DIRECTION →
Reproduce all entries precisely as they are written.

SOURCE MATERIAL →
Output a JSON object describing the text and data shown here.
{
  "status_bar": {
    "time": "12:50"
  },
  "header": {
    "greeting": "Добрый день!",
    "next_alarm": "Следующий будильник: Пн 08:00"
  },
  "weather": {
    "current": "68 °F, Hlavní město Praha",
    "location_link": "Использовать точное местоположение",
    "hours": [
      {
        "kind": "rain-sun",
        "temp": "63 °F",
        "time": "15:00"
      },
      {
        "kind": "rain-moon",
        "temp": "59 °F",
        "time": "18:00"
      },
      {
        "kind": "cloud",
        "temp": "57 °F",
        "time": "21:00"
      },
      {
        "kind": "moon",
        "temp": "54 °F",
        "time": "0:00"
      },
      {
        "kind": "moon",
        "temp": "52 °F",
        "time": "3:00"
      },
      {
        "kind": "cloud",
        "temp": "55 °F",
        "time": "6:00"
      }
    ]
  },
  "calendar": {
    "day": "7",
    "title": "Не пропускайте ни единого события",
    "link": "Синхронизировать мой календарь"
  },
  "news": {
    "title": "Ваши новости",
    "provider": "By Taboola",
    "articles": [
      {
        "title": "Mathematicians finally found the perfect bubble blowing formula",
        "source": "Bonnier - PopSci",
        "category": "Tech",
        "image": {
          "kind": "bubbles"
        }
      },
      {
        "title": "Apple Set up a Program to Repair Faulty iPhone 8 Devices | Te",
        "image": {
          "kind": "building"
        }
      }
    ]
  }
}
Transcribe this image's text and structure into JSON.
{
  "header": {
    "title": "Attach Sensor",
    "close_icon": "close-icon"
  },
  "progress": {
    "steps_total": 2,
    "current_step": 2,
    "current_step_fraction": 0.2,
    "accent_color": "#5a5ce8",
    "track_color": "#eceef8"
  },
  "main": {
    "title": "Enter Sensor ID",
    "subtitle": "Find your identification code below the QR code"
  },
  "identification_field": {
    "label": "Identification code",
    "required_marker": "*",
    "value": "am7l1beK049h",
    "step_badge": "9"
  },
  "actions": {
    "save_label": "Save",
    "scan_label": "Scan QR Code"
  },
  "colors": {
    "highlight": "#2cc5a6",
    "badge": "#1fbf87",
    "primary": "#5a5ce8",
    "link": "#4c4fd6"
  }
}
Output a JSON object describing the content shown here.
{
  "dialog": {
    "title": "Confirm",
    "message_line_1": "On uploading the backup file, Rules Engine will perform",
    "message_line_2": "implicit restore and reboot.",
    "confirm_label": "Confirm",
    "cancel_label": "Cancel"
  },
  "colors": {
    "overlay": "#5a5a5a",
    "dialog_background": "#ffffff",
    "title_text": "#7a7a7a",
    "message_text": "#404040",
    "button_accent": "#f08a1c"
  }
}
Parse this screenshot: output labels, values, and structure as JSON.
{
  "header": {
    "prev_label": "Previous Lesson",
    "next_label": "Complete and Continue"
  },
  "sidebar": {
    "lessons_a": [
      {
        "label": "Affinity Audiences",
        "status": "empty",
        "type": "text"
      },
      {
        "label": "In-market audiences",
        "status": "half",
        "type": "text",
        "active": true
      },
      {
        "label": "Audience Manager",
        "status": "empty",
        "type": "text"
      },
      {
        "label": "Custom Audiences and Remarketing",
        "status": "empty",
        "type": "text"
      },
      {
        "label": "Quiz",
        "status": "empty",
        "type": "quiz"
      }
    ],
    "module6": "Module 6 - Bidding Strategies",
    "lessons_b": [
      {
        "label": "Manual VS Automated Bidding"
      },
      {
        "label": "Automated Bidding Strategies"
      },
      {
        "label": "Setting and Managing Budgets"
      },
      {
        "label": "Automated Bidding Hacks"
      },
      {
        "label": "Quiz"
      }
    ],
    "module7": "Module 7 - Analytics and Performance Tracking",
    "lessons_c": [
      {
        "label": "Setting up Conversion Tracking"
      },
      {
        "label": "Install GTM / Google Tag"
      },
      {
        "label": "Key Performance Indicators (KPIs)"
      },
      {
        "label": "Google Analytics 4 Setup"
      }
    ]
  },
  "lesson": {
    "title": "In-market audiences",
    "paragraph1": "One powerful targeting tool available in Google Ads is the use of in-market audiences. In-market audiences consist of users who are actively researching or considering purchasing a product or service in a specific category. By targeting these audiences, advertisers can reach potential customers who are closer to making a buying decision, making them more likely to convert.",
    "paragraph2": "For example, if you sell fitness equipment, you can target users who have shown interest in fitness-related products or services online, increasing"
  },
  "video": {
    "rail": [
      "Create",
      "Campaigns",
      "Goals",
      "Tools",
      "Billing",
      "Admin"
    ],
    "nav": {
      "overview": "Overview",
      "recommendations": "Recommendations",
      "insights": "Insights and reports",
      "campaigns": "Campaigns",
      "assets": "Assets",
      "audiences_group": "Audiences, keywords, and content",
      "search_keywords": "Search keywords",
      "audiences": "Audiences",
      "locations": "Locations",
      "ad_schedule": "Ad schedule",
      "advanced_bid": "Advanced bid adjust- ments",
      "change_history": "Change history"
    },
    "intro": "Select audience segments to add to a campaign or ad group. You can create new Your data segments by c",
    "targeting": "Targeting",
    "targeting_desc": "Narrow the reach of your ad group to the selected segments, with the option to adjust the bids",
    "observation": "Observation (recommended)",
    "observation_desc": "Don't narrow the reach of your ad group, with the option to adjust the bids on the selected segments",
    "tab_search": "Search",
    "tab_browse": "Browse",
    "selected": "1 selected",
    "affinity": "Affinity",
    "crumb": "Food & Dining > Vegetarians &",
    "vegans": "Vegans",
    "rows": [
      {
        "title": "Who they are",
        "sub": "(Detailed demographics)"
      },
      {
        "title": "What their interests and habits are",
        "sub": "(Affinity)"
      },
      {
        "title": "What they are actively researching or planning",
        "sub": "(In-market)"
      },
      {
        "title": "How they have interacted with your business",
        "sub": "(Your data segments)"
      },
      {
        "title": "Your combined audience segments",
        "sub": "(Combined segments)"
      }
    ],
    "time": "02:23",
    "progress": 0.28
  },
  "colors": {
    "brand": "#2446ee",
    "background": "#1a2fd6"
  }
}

RESULT OF THIS TASK →
Output a JSON object describing the text and data shown here.
{
  "status_bar": {
    "time": "12:50"
  },
  "header": {
    "greeting": "Добрый день!",
    "next_alarm": "Следующий будильник: Пн 08:00"
  },
  "weather": {
    "current": "68 °F, Hlavní město Praha",
    "location_link": "Использовать точное местоположение",
    "hours": [
      {
        "kind": "rain-sun",
        "temp": "63 °F",
        "time": "15:00"
      },
      {
        "kind": "rain-moon",
        "temp": "59 °F",
        "time": "18:00"
      },
      {
        "kind": "cloud",
        "temp": "57 °F",
        "time": "21:00"
      },
      {
        "kind": "moon",
        "temp": "54 °F",
        "time": "0:00"
      },
      {
        "kind": "moon",
        "temp": "52 °F",
        "time": "3:00"
      },
      {
        "kind": "cloud",
        "temp": "55 °F",
        "time": "6:00"
      }
    ]
  },
  "calendar": {
    "day": "7",
    "title": "Не пропускайте ни единого события",
    "link": "Синхронизировать мой календарь"
  },
  "news": {
    "title": "Ваши новости",
    "provider": "By Taboola",
    "articles": [
      {
        "title": "Mathematicians finally found the perfect bubble blowing formula",
        "source": "Bonnier - PopSci",
        "category": "Tech",
        "image": {
          "kind": "bubbles"
        }
      },
      {
        "title": "Apple Set up a Program to Repair Faulty iPhone 8 Devices | Te",
        "image": {
          "kind": "building"
        }
      }
    ]
  }
}
Transcribe this image's text and structure into JSON.
{
  "header": {
    "title": "Attach Sensor",
    "close_icon": "close-icon"
  },
  "progress": {
    "steps_total": 2,
    "current_step": 2,
    "current_step_fraction": 0.2,
    "accent_color": "#5a5ce8",
    "track_color": "#eceef8"
  },
  "main": {
    "title": "Enter Sensor ID",
    "subtitle": "Find your identification code below the QR code"
  },
  "identification_field": {
    "label": "Identification code",
    "required_marker": "*",
    "value": "am7l1beK049h",
    "step_badge": "9"
  },
  "actions": {
    "save_label": "Save",
    "scan_label": "Scan QR Code"
  },
  "colors": {
    "highlight": "#2cc5a6",
    "badge": "#1fbf87",
    "primary": "#5a5ce8",
    "link": "#4c4fd6"
  }
}
Output a JSON object describing the content shown here.
{
  "dialog": {
    "title": "Confirm",
    "message_line_1": "On uploading the backup file, Rules Engine will perform",
    "message_line_2": "implicit restore and reboot.",
    "confirm_label": "Confirm",
    "cancel_label": "Cancel"
  },
  "colors": {
    "overlay": "#5a5a5a",
    "dialog_background": "#ffffff",
    "title_text": "#7a7a7a",
    "message_text": "#404040",
    "button_accent": "#f08a1c"
  }
}
Parse this screenshot: output labels, values, and structure as JSON.
{
  "header": {
    "prev_label": "Previous Lesson",
    "next_label": "Complete and Continue"
  },
  "sidebar": {
    "lessons_a": [
      {
        "label": "Affinity Audiences",
        "status": "empty",
        "type": "text"
      },
      {
        "label": "In-market audiences",
        "status": "half",
        "type": "text",
        "active": true
      },
      {
        "label": "Audience Manager",
        "status": "empty",
        "type": "text"
      },
      {
        "label": "Custom Audiences and Remarketing",
        "status": "empty",
        "type": "text"
      },
      {
        "label": "Quiz",
        "status": "empty",
        "type": "quiz"
      }
    ],
    "module6": "Module 6 - Bidding Strategies",
    "lessons_b": [
      {
        "label": "Manual VS Automated Bidding"
      },
      {
        "label": "Automated Bidding Strategies"
      },
      {
        "label": "Setting and Managing Budgets"
      },
      {
        "label": "Automated Bidding Hacks"
      },
      {
        "label": "Quiz"
      }
    ],
    "module7": "Module 7 - Analytics and Performance Tracking",
    "lessons_c": [
      {
        "label": "Setting up Conversion Tracking"
      },
      {
        "label": "Install GTM / Google Tag"
      },
      {
        "label": "Key Performance Indicators (KPIs)"
      },
      {
        "label": "Google Analytics 4 Setup"
      }
    ]
  },
  "lesson": {
    "title": "In-market audiences",
    "paragraph1": "One powerful targeting tool available in Google Ads is the use of in-market audiences. In-market audiences consist of users who are actively researching or considering purchasing a product or service in a specific category. By targeting these audiences, advertisers can reach potential customers who are closer to making a buying decision, making them more likely to convert.",
    "paragraph2": "For example, if you sell fitness equipment, you can target users who have shown interest in fitness-related products or services online, increasing"
  },
  "video": {
    "rail": [
      "Create",
      "Campaigns",
      "Goals",
      "Tools",
      "Billing",
      "Admin"
    ],
    "nav": {
      "overview": "Overview",
      "recommendations": "Recommendations",
      "insights": "Insights and reports",
      "campaigns": "Campaigns",
      "assets": "Assets",
      "audiences_group": "Audiences, keywords, and content",
      "search_keywords": "Search keywords",
      "audiences": "Audiences",
      "locations": "Locations",
      "ad_schedule": "Ad schedule",
      "advanced_bid": "Advanced bid adjust- ments",
      "change_history": "Change history"
    },
    "intro": "Select audience segments to add to a campaign or ad group. You can create new Your data segments by c",
    "targeting": "Targeting",
    "targeting_desc": "Narrow the reach of your ad group to the selected segments, with the option to adjust the bids",
    "observation": "Observation (recommended)",
    "observation_desc": "Don't narrow the reach of your ad group, with the option to adjust the bids on the selected segments",
    "tab_search": "Search",
    "tab_browse": "Browse",
    "selected": "1 selected",
    "affinity": "Affinity",
    "crumb": "Food & Dining > Vegetarians &",
    "vegans": "Vegans",
    "rows": [
      {
        "title": "Who they are",
        "sub": "(Detailed demographics)"
      },
      {
        "title": "What their interests and habits are",
        "sub": "(Affinity)"
      },
      {
        "title": "What they are actively researching or planning",
        "sub": "(In-market)"
      },
      {
        "title": "How they have interacted with your business",
        "sub": "(Your data segments)"
      },
      {
        "title": "Your combined audience segments",
        "sub": "(Combined segments)"
      }
    ],
    "time": "02:23",
    "progress": 0.28
  },
  "colors": {
    "brand": "#2446ee",
    "background": "#1a2fd6"
  }
}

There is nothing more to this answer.